• SET TASK:
Copy the data below exactly, omitting any picture it contains.
◆ ◆ ◆ ◆ ◆
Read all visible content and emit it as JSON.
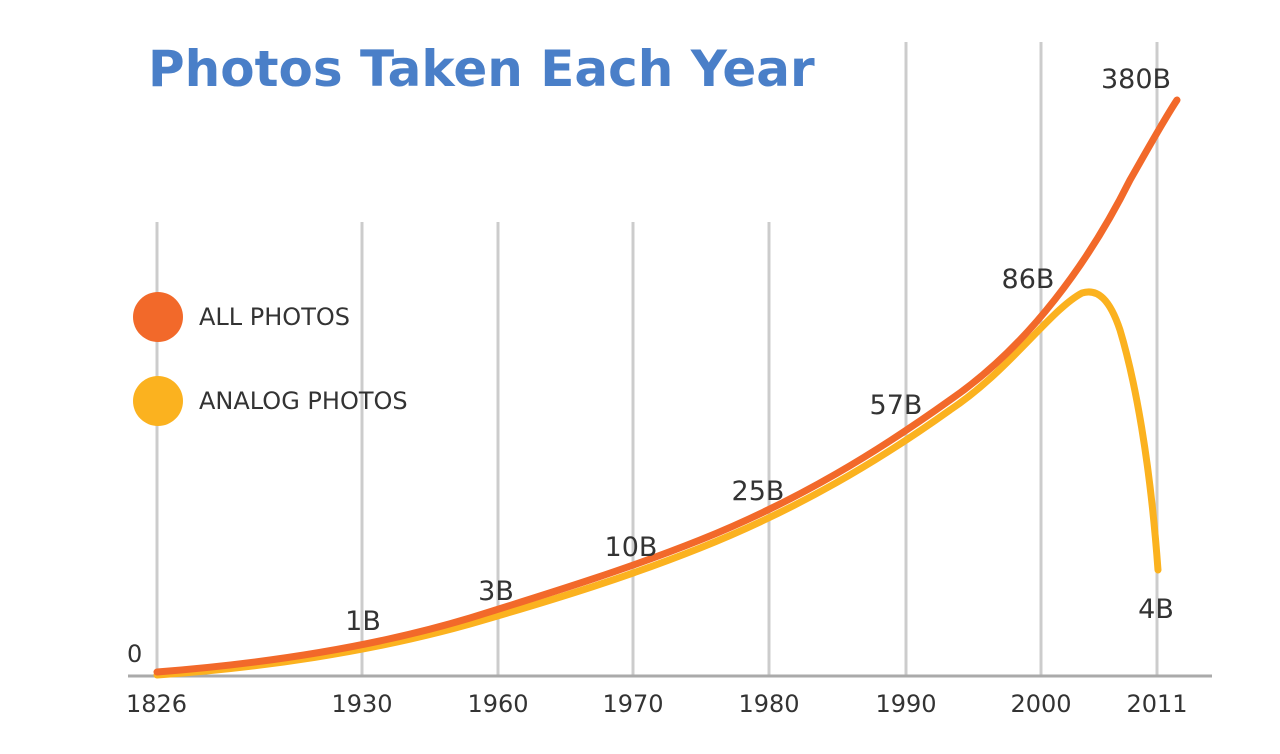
{
  "colors": {
    "title": "#4a7fc8",
    "all_photos": "#f2692a",
    "analog_photos": "#fbb21f",
    "grid": "#cccccc",
    "axis": "#aaaaaa",
    "text": "#333333"
  },
  "chart_data": {
    "type": "line",
    "title": "Photos Taken Each Year",
    "xlabel": "",
    "ylabel": "",
    "x_tick_labels": [
      "1826",
      "1930",
      "1960",
      "1970",
      "1980",
      "1990",
      "2000",
      "2011"
    ],
    "y_zero_label": "0",
    "grid": "vertical",
    "legend_position": "left",
    "series": [
      {
        "name": "ALL PHOTOS",
        "color": "#f2692a",
        "points": [
          {
            "x": "1826",
            "y": 0,
            "label": ""
          },
          {
            "x": "1930",
            "y": 1,
            "label": "1B"
          },
          {
            "x": "1960",
            "y": 3,
            "label": "3B"
          },
          {
            "x": "1970",
            "y": 10,
            "label": "10B"
          },
          {
            "x": "1980",
            "y": 25,
            "label": "25B"
          },
          {
            "x": "1990",
            "y": 57,
            "label": "57B"
          },
          {
            "x": "2000",
            "y": 86,
            "label": "86B"
          },
          {
            "x": "2011",
            "y": 380,
            "label": "380B"
          }
        ]
      },
      {
        "name": "ANALOG PHOTOS",
        "color": "#fbb21f",
        "points": [
          {
            "x": "1826",
            "y": 0,
            "label": ""
          },
          {
            "x": "1930",
            "y": 1,
            "label": ""
          },
          {
            "x": "1960",
            "y": 3,
            "label": ""
          },
          {
            "x": "1970",
            "y": 10,
            "label": ""
          },
          {
            "x": "1980",
            "y": 25,
            "label": ""
          },
          {
            "x": "1990",
            "y": 57,
            "label": ""
          },
          {
            "x": "2000",
            "y": 86,
            "label": ""
          },
          {
            "x": "2011",
            "y": 4,
            "label": "4B"
          }
        ]
      }
    ]
  }
}
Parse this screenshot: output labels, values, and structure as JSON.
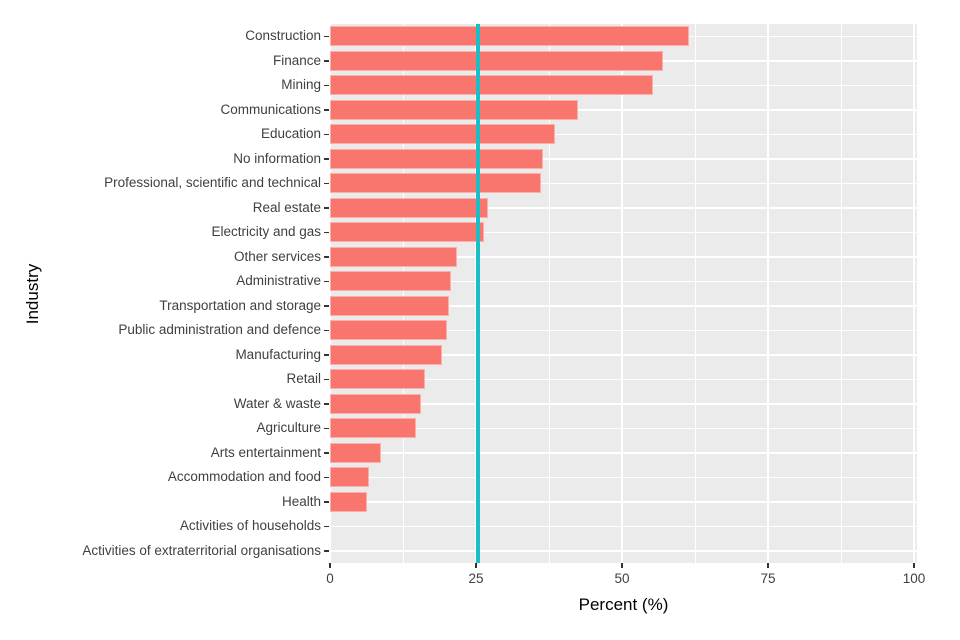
{
  "chart_data": {
    "type": "bar",
    "orientation": "horizontal",
    "xlabel": "Percent (%)",
    "ylabel": "Industry",
    "xlim": [
      0,
      100
    ],
    "x_major_ticks": [
      0,
      25,
      50,
      75,
      100
    ],
    "x_minor_gridlines": [
      12.5,
      37.5,
      62.5,
      87.5
    ],
    "categories": [
      "Construction",
      "Finance",
      "Mining",
      "Communications",
      "Education",
      "No information",
      "Professional, scientific and technical",
      "Real estate",
      "Electricity and gas",
      "Other services",
      "Administrative",
      "Transportation and storage",
      "Public administration and defence",
      "Manufacturing",
      "Retail",
      "Water & waste",
      "Agriculture",
      "Arts entertainment",
      "Accommodation and food",
      "Health",
      "Activities of households",
      "Activities of extraterritorial organisations"
    ],
    "values": [
      61.4,
      57.1,
      55.3,
      42.4,
      38.6,
      36.5,
      36.2,
      27.0,
      26.4,
      21.8,
      20.7,
      20.4,
      20.0,
      19.2,
      16.2,
      15.5,
      14.8,
      8.7,
      6.6,
      6.4,
      0,
      0
    ],
    "reference_line": {
      "x": 25.3,
      "color": "#1CBDC4"
    },
    "colors": {
      "bar_fill": "#F8766D",
      "bar_border": "#FBB0AA",
      "panel_background": "#EBEBEB",
      "gridline": "#FFFFFF",
      "tick": "#333333",
      "tick_label_text": "#404040",
      "axis_title_text": "#000000"
    },
    "legend": "none",
    "grid": "on"
  }
}
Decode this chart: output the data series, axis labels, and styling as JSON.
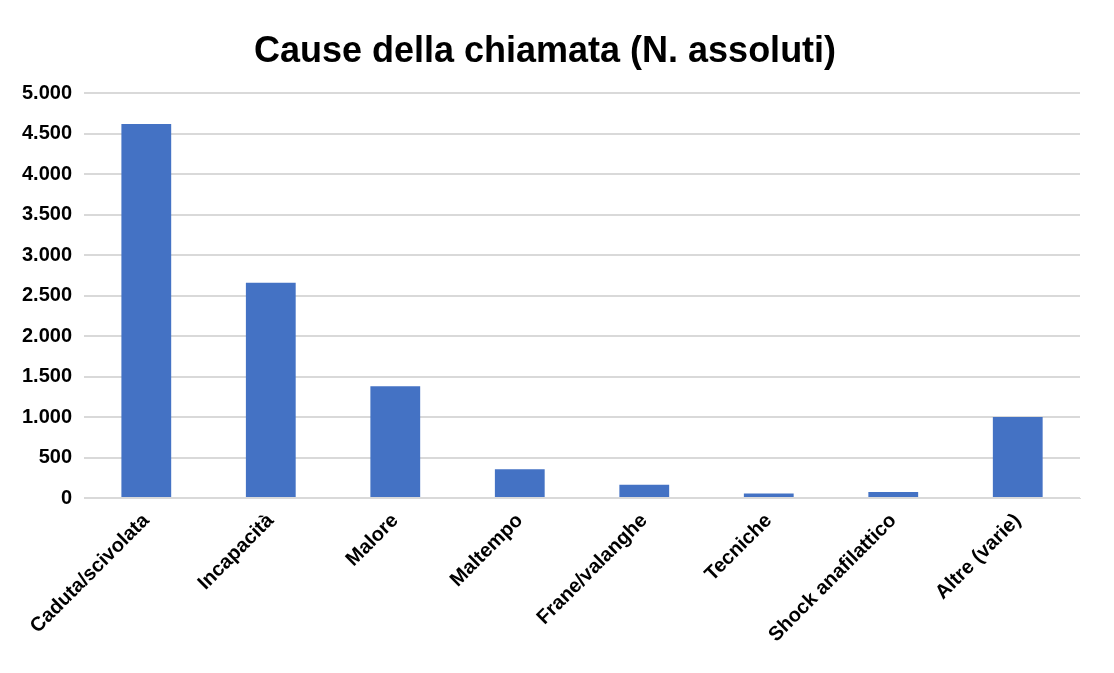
{
  "chart_data": {
    "type": "bar",
    "title": "Cause della chiamata (N. assoluti)",
    "categories": [
      "Caduta/scivolata",
      "Incapacità",
      "Malore",
      "Maltempo",
      "Frane/valanghe",
      "Tecniche",
      "Shock anafilattico",
      "Altre (varie)"
    ],
    "values": [
      4620,
      2660,
      1380,
      355,
      165,
      55,
      75,
      1000
    ],
    "color": "#4472c4",
    "ylim": [
      0,
      5000
    ],
    "yticks": [
      0,
      500,
      {
        "value": 1000,
        "label": "1.000"
      },
      {
        "value": 1500,
        "label": "1.500"
      },
      {
        "value": 2000,
        "label": "2.000"
      },
      {
        "value": 2500,
        "label": "2.500"
      },
      {
        "value": 3000,
        "label": "3.000"
      },
      {
        "value": 3500,
        "label": "3.500"
      },
      {
        "value": 4000,
        "label": "4.000"
      },
      {
        "value": 4500,
        "label": "4.500"
      },
      {
        "value": 5000,
        "label": "5.000"
      }
    ],
    "grid": "y",
    "legend": false
  }
}
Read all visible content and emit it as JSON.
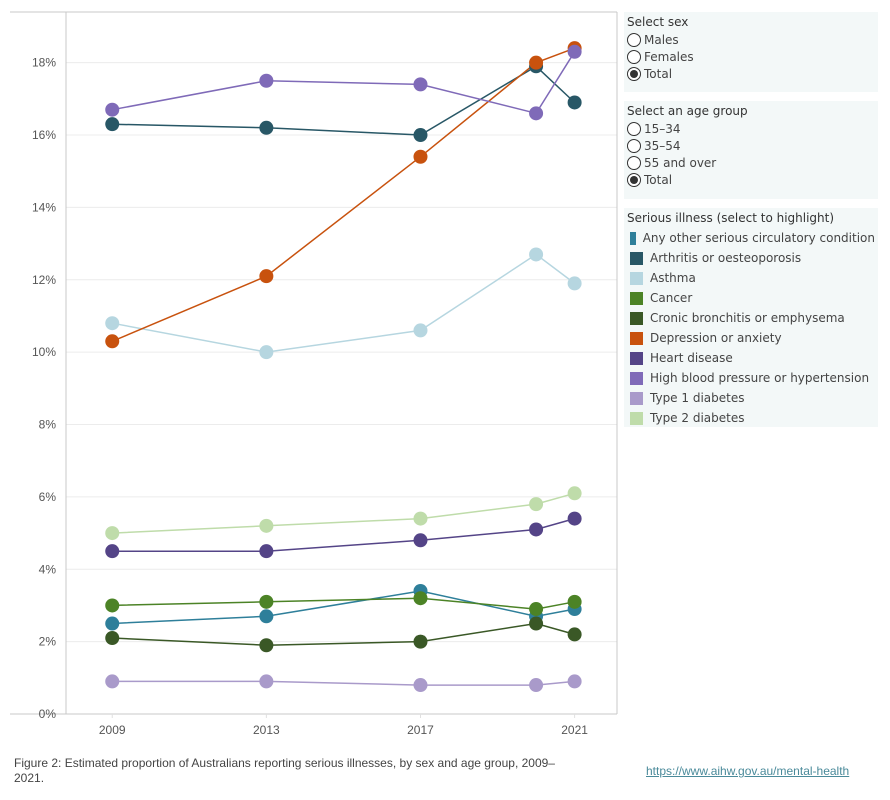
◆ ◆ ◆ ◆ ◆
• WORKED SOLUTION:
Read all visible content and emit it as JSON.
{
  "colors": {
    "title": "#4a7fc8",
    "all_photos": "#f2692a",
    "analog_photos": "#fbb21f",
    "grid": "#cccccc",
    "axis": "#aaaaaa",
    "text": "#333333"
  },
  "chart_data": {
    "type": "line",
    "title": "Photos Taken Each Year",
    "xlabel": "",
    "ylabel": "",
    "x_tick_labels": [
      "1826",
      "1930",
      "1960",
      "1970",
      "1980",
      "1990",
      "2000",
      "2011"
    ],
    "y_zero_label": "0",
    "grid": "vertical",
    "legend_position": "left",
    "series": [
      {
        "name": "ALL PHOTOS",
        "color": "#f2692a",
        "points": [
          {
            "x": "1826",
            "y": 0,
            "label": ""
          },
          {
            "x": "1930",
            "y": 1,
            "label": "1B"
          },
          {
            "x": "1960",
            "y": 3,
            "label": "3B"
          },
          {
            "x": "1970",
            "y": 10,
            "label": "10B"
          },
          {
            "x": "1980",
            "y": 25,
            "label": "25B"
          },
          {
            "x": "1990",
            "y": 57,
            "label": "57B"
          },
          {
            "x": "2000",
            "y": 86,
            "label": "86B"
          },
          {
            "x": "2011",
            "y": 380,
            "label": "380B"
          }
        ]
      },
      {
        "name": "ANALOG PHOTOS",
        "color": "#fbb21f",
        "points": [
          {
            "x": "1826",
            "y": 0,
            "label": ""
          },
          {
            "x": "1930",
            "y": 1,
            "label": ""
          },
          {
            "x": "1960",
            "y": 3,
            "label": ""
          },
          {
            "x": "1970",
            "y": 10,
            "label": ""
          },
          {
            "x": "1980",
            "y": 25,
            "label": ""
          },
          {
            "x": "1990",
            "y": 57,
            "label": ""
          },
          {
            "x": "2000",
            "y": 86,
            "label": ""
          },
          {
            "x": "2011",
            "y": 4,
            "label": "4B"
          }
        ]
      }
    ]
  }
}
Parse this screenshot: output labels, values, and structure as JSON.
{
  "chart_data": {
    "type": "bar",
    "orientation": "horizontal",
    "xlabel": "Percent (%)",
    "ylabel": "Industry",
    "xlim": [
      0,
      100
    ],
    "x_major_ticks": [
      0,
      25,
      50,
      75,
      100
    ],
    "x_minor_gridlines": [
      12.5,
      37.5,
      62.5,
      87.5
    ],
    "categories": [
      "Construction",
      "Finance",
      "Mining",
      "Communications",
      "Education",
      "No information",
      "Professional, scientific and technical",
      "Real estate",
      "Electricity and gas",
      "Other services",
      "Administrative",
      "Transportation and storage",
      "Public administration and defence",
      "Manufacturing",
      "Retail",
      "Water & waste",
      "Agriculture",
      "Arts entertainment",
      "Accommodation and food",
      "Health",
      "Activities of households",
      "Activities of extraterritorial organisations"
    ],
    "values": [
      61.4,
      57.1,
      55.3,
      42.4,
      38.6,
      36.5,
      36.2,
      27.0,
      26.4,
      21.8,
      20.7,
      20.4,
      20.0,
      19.2,
      16.2,
      15.5,
      14.8,
      8.7,
      6.6,
      6.4,
      0,
      0
    ],
    "reference_line": {
      "x": 25.3,
      "color": "#1CBDC4"
    },
    "colors": {
      "bar_fill": "#F8766D",
      "bar_border": "#FBB0AA",
      "panel_background": "#EBEBEB",
      "gridline": "#FFFFFF",
      "tick": "#333333",
      "tick_label_text": "#404040",
      "axis_title_text": "#000000"
    },
    "legend": "none",
    "grid": "on"
  }
}
Decode this chart: output the data series, axis labels, and styling as JSON.
{
  "chart_data": {
    "type": "bar",
    "title": "Cause della chiamata (N. assoluti)",
    "categories": [
      "Caduta/scivolata",
      "Incapacità",
      "Malore",
      "Maltempo",
      "Frane/valanghe",
      "Tecniche",
      "Shock anafilattico",
      "Altre (varie)"
    ],
    "values": [
      4620,
      2660,
      1380,
      355,
      165,
      55,
      75,
      1000
    ],
    "color": "#4472c4",
    "ylim": [
      0,
      5000
    ],
    "yticks": [
      0,
      500,
      {
        "value": 1000,
        "label": "1.000"
      },
      {
        "value": 1500,
        "label": "1.500"
      },
      {
        "value": 2000,
        "label": "2.000"
      },
      {
        "value": 2500,
        "label": "2.500"
      },
      {
        "value": 3000,
        "label": "3.000"
      },
      {
        "value": 3500,
        "label": "3.500"
      },
      {
        "value": 4000,
        "label": "4.000"
      },
      {
        "value": 4500,
        "label": "4.500"
      },
      {
        "value": 5000,
        "label": "5.000"
      }
    ],
    "grid": "y",
    "legend": false
  }
}
Read all visible content and emit it as JSON.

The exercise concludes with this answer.